Given entries.
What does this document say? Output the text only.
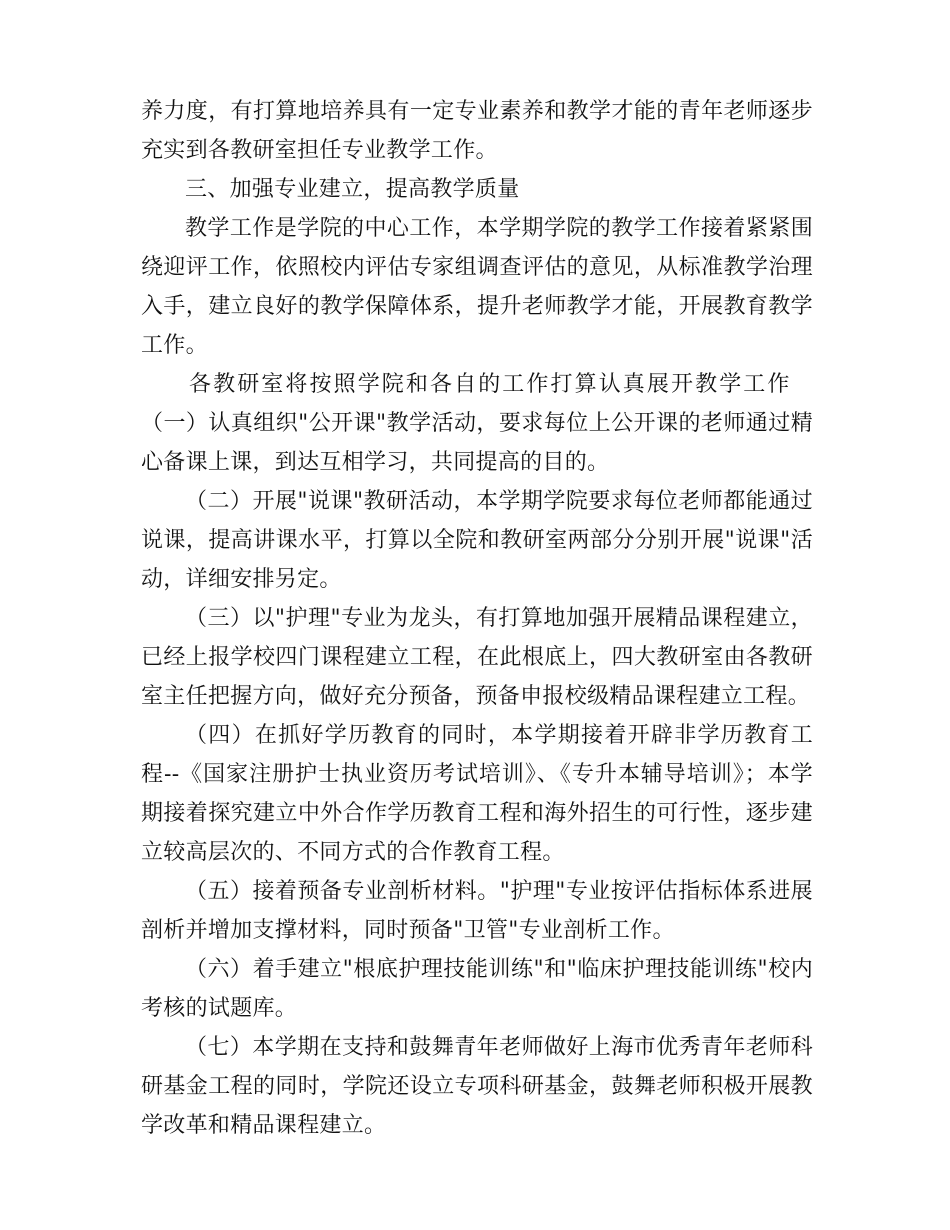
养力度，有打算地培养具有一定专业素养和教学才能的青年老师逐步充实到各教研室担任专业教学工作。

三、加强专业建立，提高教学质量

教学工作是学院的中心工作，本学期学院的教学工作接着紧紧围绕迎评工作，依照校内评估专家组调查评估的意见，从标准教学治理入手，建立良好的教学保障体系，提升老师教学才能，开展教育教学工作。

各教研室将按照学院和各自的工作打算认真展开教学工作

（一）认真组织"公开课"教学活动，要求每位上公开课的老师通过精心备课上课，到达互相学习，共同提高的目的。

（二）开展"说课"教研活动，本学期学院要求每位老师都能通过说课，提高讲课水平，打算以全院和教研室两部分分别开展"说课"活动，详细安排另定。

（三）以"护理"专业为龙头，有打算地加强开展精品课程建立，已经上报学校四门课程建立工程，在此根底上，四大教研室由各教研室主任把握方向，做好充分预备，预备申报校级精品课程建立工程。

（四）在抓好学历教育的同时，本学期接着开辟非学历教育工程--《国家注册护士执业资历考试培训》、《专升本辅导培训》；本学期接着探究建立中外合作学历教育工程和海外招生的可行性，逐步建立较高层次的、不同方式的合作教育工程。

（五）接着预备专业剖析材料。"护理"专业按评估指标体系进展剖析并增加支撑材料，同时预备"卫管"专业剖析工作。

（六）着手建立"根底护理技能训练"和"临床护理技能训练"校内考核的试题库。

（七）本学期在支持和鼓舞青年老师做好上海市优秀青年老师科研基金工程的同时，学院还设立专项科研基金，鼓舞老师积极开展教学改革和精品课程建立。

Requirement. Leave out the pictures and transcribe everything else exactly.

Final result.
What does this document say? Output the text only.
养力度，有打算地培养具有一定专业素养和教学才能的青年老师逐步充实到各教研室担任专业教学工作。

三、加强专业建立，提高教学质量

教学工作是学院的中心工作，本学期学院的教学工作接着紧紧围绕迎评工作，依照校内评估专家组调查评估的意见，从标准教学治理入手，建立良好的教学保障体系，提升老师教学才能，开展教育教学工作。

各教研室将按照学院和各自的工作打算认真展开教学工作

（一）认真组织"公开课"教学活动，要求每位上公开课的老师通过精心备课上课，到达互相学习，共同提高的目的。

（二）开展"说课"教研活动，本学期学院要求每位老师都能通过说课，提高讲课水平，打算以全院和教研室两部分分别开展"说课"活动，详细安排另定。

（三）以"护理"专业为龙头，有打算地加强开展精品课程建立，已经上报学校四门课程建立工程，在此根底上，四大教研室由各教研室主任把握方向，做好充分预备，预备申报校级精品课程建立工程。

（四）在抓好学历教育的同时，本学期接着开辟非学历教育工程--《国家注册护士执业资历考试培训》、《专升本辅导培训》；本学期接着探究建立中外合作学历教育工程和海外招生的可行性，逐步建立较高层次的、不同方式的合作教育工程。

（五）接着预备专业剖析材料。"护理"专业按评估指标体系进展剖析并增加支撑材料，同时预备"卫管"专业剖析工作。

（六）着手建立"根底护理技能训练"和"临床护理技能训练"校内考核的试题库。

（七）本学期在支持和鼓舞青年老师做好上海市优秀青年老师科研基金工程的同时，学院还设立专项科研基金，鼓舞老师积极开展教学改革和精品课程建立。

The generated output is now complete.